* Begin INFORMATION SUPPLIED *
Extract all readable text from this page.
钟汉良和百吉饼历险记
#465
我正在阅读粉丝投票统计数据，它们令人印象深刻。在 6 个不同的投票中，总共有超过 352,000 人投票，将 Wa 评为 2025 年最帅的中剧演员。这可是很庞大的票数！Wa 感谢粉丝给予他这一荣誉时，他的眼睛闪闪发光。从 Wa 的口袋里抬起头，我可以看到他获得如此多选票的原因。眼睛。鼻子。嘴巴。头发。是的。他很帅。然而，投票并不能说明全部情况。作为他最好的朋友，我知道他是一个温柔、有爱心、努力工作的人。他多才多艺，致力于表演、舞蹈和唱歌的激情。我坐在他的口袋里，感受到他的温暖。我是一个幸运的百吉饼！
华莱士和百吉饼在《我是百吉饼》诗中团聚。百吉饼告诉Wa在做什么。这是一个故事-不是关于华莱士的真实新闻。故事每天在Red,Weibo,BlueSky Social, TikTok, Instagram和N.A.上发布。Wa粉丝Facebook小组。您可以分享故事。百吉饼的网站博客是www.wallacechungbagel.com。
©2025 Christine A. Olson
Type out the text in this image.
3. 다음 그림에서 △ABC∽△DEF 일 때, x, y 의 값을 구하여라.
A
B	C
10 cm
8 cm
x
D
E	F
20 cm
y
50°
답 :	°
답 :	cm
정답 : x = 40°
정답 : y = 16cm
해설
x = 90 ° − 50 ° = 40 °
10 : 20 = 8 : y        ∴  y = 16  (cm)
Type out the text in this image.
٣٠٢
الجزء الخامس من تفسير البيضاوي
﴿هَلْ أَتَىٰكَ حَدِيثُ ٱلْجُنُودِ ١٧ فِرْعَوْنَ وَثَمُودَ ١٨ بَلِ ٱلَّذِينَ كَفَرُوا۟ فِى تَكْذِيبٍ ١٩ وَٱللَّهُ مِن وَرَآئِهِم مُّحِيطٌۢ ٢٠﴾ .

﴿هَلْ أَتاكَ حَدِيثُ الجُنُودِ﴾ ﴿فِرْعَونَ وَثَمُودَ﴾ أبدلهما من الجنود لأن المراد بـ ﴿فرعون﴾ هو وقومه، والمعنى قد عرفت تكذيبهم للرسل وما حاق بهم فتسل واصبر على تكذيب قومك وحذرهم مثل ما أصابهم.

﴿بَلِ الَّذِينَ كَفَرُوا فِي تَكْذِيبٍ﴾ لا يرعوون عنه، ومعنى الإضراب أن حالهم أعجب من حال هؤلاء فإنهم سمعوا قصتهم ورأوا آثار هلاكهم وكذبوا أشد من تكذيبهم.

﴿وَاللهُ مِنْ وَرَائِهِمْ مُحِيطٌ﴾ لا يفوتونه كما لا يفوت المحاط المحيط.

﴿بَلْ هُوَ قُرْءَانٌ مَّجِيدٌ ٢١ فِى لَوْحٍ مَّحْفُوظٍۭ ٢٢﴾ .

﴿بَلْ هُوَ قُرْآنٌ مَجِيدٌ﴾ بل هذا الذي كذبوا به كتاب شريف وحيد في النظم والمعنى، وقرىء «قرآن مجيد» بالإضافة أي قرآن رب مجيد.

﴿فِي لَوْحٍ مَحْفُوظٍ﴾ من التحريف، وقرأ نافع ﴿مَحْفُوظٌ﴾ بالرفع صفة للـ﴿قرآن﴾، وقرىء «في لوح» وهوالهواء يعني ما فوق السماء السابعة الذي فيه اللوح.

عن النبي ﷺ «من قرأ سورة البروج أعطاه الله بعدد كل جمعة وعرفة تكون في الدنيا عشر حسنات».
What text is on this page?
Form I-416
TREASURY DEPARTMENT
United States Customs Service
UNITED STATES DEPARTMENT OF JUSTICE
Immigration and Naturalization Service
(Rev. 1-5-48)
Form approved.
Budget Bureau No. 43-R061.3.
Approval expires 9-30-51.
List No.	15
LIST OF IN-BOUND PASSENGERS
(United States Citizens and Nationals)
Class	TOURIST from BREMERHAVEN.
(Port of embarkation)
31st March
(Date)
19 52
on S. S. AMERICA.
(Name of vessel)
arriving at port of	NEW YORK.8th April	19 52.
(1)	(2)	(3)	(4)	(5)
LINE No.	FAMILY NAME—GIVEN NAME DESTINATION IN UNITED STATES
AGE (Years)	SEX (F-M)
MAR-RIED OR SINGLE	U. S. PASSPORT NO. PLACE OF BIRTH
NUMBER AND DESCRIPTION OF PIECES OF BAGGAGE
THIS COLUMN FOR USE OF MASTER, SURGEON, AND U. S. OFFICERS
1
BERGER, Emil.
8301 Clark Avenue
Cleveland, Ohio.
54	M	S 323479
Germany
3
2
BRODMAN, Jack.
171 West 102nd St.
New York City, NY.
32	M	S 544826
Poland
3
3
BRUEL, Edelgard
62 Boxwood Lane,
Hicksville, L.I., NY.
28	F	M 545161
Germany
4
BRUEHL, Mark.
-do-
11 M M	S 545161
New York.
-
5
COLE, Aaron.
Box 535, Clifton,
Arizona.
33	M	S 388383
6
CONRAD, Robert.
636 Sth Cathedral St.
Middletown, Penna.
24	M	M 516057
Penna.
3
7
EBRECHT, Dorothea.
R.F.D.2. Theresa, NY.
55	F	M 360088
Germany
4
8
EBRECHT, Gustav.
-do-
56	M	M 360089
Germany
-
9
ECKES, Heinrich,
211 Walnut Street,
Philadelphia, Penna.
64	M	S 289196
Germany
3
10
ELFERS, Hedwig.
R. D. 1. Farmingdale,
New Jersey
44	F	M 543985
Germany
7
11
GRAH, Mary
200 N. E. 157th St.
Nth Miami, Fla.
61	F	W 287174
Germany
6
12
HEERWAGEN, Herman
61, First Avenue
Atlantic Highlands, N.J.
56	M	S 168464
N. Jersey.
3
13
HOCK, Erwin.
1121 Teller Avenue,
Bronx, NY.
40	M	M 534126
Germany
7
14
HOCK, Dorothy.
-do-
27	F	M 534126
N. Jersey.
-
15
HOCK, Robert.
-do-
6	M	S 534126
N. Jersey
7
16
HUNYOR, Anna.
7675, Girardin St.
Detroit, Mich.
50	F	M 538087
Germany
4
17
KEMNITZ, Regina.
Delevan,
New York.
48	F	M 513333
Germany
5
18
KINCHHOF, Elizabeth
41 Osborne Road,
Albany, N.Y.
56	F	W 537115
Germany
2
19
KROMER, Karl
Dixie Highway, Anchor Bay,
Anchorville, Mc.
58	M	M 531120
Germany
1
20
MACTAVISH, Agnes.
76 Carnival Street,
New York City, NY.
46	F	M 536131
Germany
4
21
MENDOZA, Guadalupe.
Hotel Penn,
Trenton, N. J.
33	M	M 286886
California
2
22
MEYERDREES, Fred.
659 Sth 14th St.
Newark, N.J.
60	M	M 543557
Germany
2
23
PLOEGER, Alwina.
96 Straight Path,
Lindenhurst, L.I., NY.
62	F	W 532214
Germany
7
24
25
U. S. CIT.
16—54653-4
* End INFORMATION SUPPLIED *
Return every record, word for word.

Extract all readable text from this page.
钟汉良和百吉饼历险记
#465
我正在阅读粉丝投票统计数据，它们令人印象深刻。在 6 个不同的投票中，总共有超过 352,000 人投票，将 Wa 评为 2025 年最帅的中剧演员。这可是很庞大的票数！Wa 感谢粉丝给予他这一荣誉时，他的眼睛闪闪发光。从 Wa 的口袋里抬起头，我可以看到他获得如此多选票的原因。眼睛。鼻子。嘴巴。头发。是的。他很帅。然而，投票并不能说明全部情况。作为他最好的朋友，我知道他是一个温柔、有爱心、努力工作的人。他多才多艺，致力于表演、舞蹈和唱歌的激情。我坐在他的口袋里，感受到他的温暖。我是一个幸运的百吉饼！
华莱士和百吉饼在《我是百吉饼》诗中团聚。百吉饼告诉Wa在做什么。这是一个故事-不是关于华莱士的真实新闻。故事每天在Red,Weibo,BlueSky Social, TikTok, Instagram和N.A.上发布。Wa粉丝Facebook小组。您可以分享故事。百吉饼的网站博客是www.wallacechungbagel.com。
©2025 Christine A. Olson
Type out the text in this image.
3. 다음 그림에서 △ABC∽△DEF 일 때, x, y 의 값을 구하여라.
A
B	C
10 cm
8 cm
x
D
E	F
20 cm
y
50°
답 :	°
답 :	cm
정답 : x = 40°
정답 : y = 16cm
해설
x = 90 ° − 50 ° = 40 °
10 : 20 = 8 : y        ∴  y = 16  (cm)
Type out the text in this image.
٣٠٢
الجزء الخامس من تفسير البيضاوي
﴿هَلْ أَتَىٰكَ حَدِيثُ ٱلْجُنُودِ ١٧ فِرْعَوْنَ وَثَمُودَ ١٨ بَلِ ٱلَّذِينَ كَفَرُوا۟ فِى تَكْذِيبٍ ١٩ وَٱللَّهُ مِن وَرَآئِهِم مُّحِيطٌۢ ٢٠﴾ .

﴿هَلْ أَتاكَ حَدِيثُ الجُنُودِ﴾ ﴿فِرْعَونَ وَثَمُودَ﴾ أبدلهما من الجنود لأن المراد بـ ﴿فرعون﴾ هو وقومه، والمعنى قد عرفت تكذيبهم للرسل وما حاق بهم فتسل واصبر على تكذيب قومك وحذرهم مثل ما أصابهم.

﴿بَلِ الَّذِينَ كَفَرُوا فِي تَكْذِيبٍ﴾ لا يرعوون عنه، ومعنى الإضراب أن حالهم أعجب من حال هؤلاء فإنهم سمعوا قصتهم ورأوا آثار هلاكهم وكذبوا أشد من تكذيبهم.

﴿وَاللهُ مِنْ وَرَائِهِمْ مُحِيطٌ﴾ لا يفوتونه كما لا يفوت المحاط المحيط.

﴿بَلْ هُوَ قُرْءَانٌ مَّجِيدٌ ٢١ فِى لَوْحٍ مَّحْفُوظٍۭ ٢٢﴾ .

﴿بَلْ هُوَ قُرْآنٌ مَجِيدٌ﴾ بل هذا الذي كذبوا به كتاب شريف وحيد في النظم والمعنى، وقرىء «قرآن مجيد» بالإضافة أي قرآن رب مجيد.

﴿فِي لَوْحٍ مَحْفُوظٍ﴾ من التحريف، وقرأ نافع ﴿مَحْفُوظٌ﴾ بالرفع صفة للـ﴿قرآن﴾، وقرىء «في لوح» وهوالهواء يعني ما فوق السماء السابعة الذي فيه اللوح.

عن النبي ﷺ «من قرأ سورة البروج أعطاه الله بعدد كل جمعة وعرفة تكون في الدنيا عشر حسنات».
What text is on this page?
Form I-416
TREASURY DEPARTMENT
United States Customs Service
UNITED STATES DEPARTMENT OF JUSTICE
Immigration and Naturalization Service
(Rev. 1-5-48)
Form approved.
Budget Bureau No. 43-R061.3.
Approval expires 9-30-51.
List No.	15
LIST OF IN-BOUND PASSENGERS
(United States Citizens and Nationals)
Class	TOURIST from BREMERHAVEN.
(Port of embarkation)
31st March
(Date)
19 52
on S. S. AMERICA.
(Name of vessel)
arriving at port of	NEW YORK.8th April	19 52.
(1)	(2)	(3)	(4)	(5)
LINE No.	FAMILY NAME—GIVEN NAME DESTINATION IN UNITED STATES
AGE (Years)	SEX (F-M)
MAR-RIED OR SINGLE	U. S. PASSPORT NO. PLACE OF BIRTH
NUMBER AND DESCRIPTION OF PIECES OF BAGGAGE
THIS COLUMN FOR USE OF MASTER, SURGEON, AND U. S. OFFICERS
1
BERGER, Emil.
8301 Clark Avenue
Cleveland, Ohio.
54	M	S 323479
Germany
3
2
BRODMAN, Jack.
171 West 102nd St.
New York City, NY.
32	M	S 544826
Poland
3
3
BRUEL, Edelgard
62 Boxwood Lane,
Hicksville, L.I., NY.
28	F	M 545161
Germany
4
BRUEHL, Mark.
-do-
11 M M	S 545161
New York.
-
5
COLE, Aaron.
Box 535, Clifton,
Arizona.
33	M	S 388383
6
CONRAD, Robert.
636 Sth Cathedral St.
Middletown, Penna.
24	M	M 516057
Penna.
3
7
EBRECHT, Dorothea.
R.F.D.2. Theresa, NY.
55	F	M 360088
Germany
4
8
EBRECHT, Gustav.
-do-
56	M	M 360089
Germany
-
9
ECKES, Heinrich,
211 Walnut Street,
Philadelphia, Penna.
64	M	S 289196
Germany
3
10
ELFERS, Hedwig.
R. D. 1. Farmingdale,
New Jersey
44	F	M 543985
Germany
7
11
GRAH, Mary
200 N. E. 157th St.
Nth Miami, Fla.
61	F	W 287174
Germany
6
12
HEERWAGEN, Herman
61, First Avenue
Atlantic Highlands, N.J.
56	M	S 168464
N. Jersey.
3
13
HOCK, Erwin.
1121 Teller Avenue,
Bronx, NY.
40	M	M 534126
Germany
7
14
HOCK, Dorothy.
-do-
27	F	M 534126
N. Jersey.
-
15
HOCK, Robert.
-do-
6	M	S 534126
N. Jersey
7
16
HUNYOR, Anna.
7675, Girardin St.
Detroit, Mich.
50	F	M 538087
Germany
4
17
KEMNITZ, Regina.
Delevan,
New York.
48	F	M 513333
Germany
5
18
KINCHHOF, Elizabeth
41 Osborne Road,
Albany, N.Y.
56	F	W 537115
Germany
2
19
KROMER, Karl
Dixie Highway, Anchor Bay,
Anchorville, Mc.
58	M	M 531120
Germany
1
20
MACTAVISH, Agnes.
76 Carnival Street,
New York City, NY.
46	F	M 536131
Germany
4
21
MENDOZA, Guadalupe.
Hotel Penn,
Trenton, N. J.
33	M	M 286886
California
2
22
MEYERDREES, Fred.
659 Sth 14th St.
Newark, N.J.
60	M	M 543557
Germany
2
23
PLOEGER, Alwina.
96 Straight Path,
Lindenhurst, L.I., NY.
62	F	W 532214
Germany
7
24
25
U. S. CIT.
16—54653-4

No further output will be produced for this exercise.